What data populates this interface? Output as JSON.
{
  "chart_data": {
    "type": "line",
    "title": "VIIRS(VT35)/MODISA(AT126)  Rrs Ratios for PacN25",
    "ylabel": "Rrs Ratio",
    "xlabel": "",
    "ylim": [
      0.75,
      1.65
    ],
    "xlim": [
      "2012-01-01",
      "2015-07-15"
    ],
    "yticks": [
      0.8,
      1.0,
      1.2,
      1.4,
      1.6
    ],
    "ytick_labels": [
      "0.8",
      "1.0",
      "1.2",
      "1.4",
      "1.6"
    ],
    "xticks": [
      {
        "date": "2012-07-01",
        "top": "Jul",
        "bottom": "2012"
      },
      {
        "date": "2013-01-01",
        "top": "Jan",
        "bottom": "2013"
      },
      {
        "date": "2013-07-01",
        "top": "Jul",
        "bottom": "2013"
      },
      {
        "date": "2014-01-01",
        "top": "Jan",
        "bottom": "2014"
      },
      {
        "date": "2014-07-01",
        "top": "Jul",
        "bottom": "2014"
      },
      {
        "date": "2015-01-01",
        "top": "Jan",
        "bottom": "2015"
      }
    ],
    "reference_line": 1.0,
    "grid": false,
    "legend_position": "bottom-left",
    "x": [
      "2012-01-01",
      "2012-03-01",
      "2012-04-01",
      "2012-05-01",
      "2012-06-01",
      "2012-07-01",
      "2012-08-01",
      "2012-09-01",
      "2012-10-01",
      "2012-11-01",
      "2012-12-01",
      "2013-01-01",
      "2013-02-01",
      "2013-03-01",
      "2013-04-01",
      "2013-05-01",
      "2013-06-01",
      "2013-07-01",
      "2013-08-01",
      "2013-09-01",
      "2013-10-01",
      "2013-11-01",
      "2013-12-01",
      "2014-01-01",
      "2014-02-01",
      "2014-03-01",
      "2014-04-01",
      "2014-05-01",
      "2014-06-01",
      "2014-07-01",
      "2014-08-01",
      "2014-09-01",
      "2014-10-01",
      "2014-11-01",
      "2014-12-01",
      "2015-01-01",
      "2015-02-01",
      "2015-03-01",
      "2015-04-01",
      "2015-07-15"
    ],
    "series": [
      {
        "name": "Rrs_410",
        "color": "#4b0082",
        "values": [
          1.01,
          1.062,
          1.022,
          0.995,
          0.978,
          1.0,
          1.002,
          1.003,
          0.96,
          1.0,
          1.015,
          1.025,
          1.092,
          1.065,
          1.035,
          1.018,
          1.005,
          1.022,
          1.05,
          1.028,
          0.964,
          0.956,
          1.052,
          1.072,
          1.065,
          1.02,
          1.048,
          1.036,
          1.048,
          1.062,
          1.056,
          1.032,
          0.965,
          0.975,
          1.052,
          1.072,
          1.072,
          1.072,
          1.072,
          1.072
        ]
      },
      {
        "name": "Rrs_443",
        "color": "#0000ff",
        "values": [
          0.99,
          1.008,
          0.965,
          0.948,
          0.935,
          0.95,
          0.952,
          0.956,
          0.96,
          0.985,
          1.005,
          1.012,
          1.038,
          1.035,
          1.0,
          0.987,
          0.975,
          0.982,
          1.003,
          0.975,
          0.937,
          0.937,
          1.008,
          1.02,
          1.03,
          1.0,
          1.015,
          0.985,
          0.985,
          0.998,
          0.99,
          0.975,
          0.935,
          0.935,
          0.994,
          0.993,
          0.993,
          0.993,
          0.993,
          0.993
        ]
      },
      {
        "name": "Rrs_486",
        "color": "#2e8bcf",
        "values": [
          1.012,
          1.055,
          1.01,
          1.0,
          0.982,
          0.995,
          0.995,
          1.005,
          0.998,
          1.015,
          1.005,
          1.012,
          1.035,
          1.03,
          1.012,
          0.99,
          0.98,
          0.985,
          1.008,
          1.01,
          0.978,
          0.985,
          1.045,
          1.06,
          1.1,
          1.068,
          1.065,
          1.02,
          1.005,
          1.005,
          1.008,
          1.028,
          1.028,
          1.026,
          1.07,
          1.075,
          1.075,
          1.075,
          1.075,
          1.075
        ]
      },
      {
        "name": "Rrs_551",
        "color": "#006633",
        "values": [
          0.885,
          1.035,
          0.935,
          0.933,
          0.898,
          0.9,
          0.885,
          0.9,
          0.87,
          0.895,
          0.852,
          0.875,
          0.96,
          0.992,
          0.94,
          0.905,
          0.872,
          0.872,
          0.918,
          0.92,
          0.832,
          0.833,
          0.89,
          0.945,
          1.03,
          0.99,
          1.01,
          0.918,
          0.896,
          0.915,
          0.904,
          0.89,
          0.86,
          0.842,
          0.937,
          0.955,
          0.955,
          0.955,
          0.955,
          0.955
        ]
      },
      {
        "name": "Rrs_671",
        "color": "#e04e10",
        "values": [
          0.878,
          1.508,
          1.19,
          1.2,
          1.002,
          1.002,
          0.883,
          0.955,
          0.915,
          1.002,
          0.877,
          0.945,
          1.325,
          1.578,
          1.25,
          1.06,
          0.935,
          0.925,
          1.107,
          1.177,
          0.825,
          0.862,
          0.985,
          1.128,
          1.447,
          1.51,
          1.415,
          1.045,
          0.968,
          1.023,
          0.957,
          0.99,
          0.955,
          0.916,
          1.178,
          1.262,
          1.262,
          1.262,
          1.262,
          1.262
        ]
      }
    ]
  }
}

**YOUR OBJECTIVE**
Show every line from the entries above in which "color" appears.

**OUTPUT FOR THIS EXERCISE**
        "color": "#4b0082",
        "color": "#0000ff",
        "color": "#2e8bcf",
        "color": "#006633",
        "color": "#e04e10",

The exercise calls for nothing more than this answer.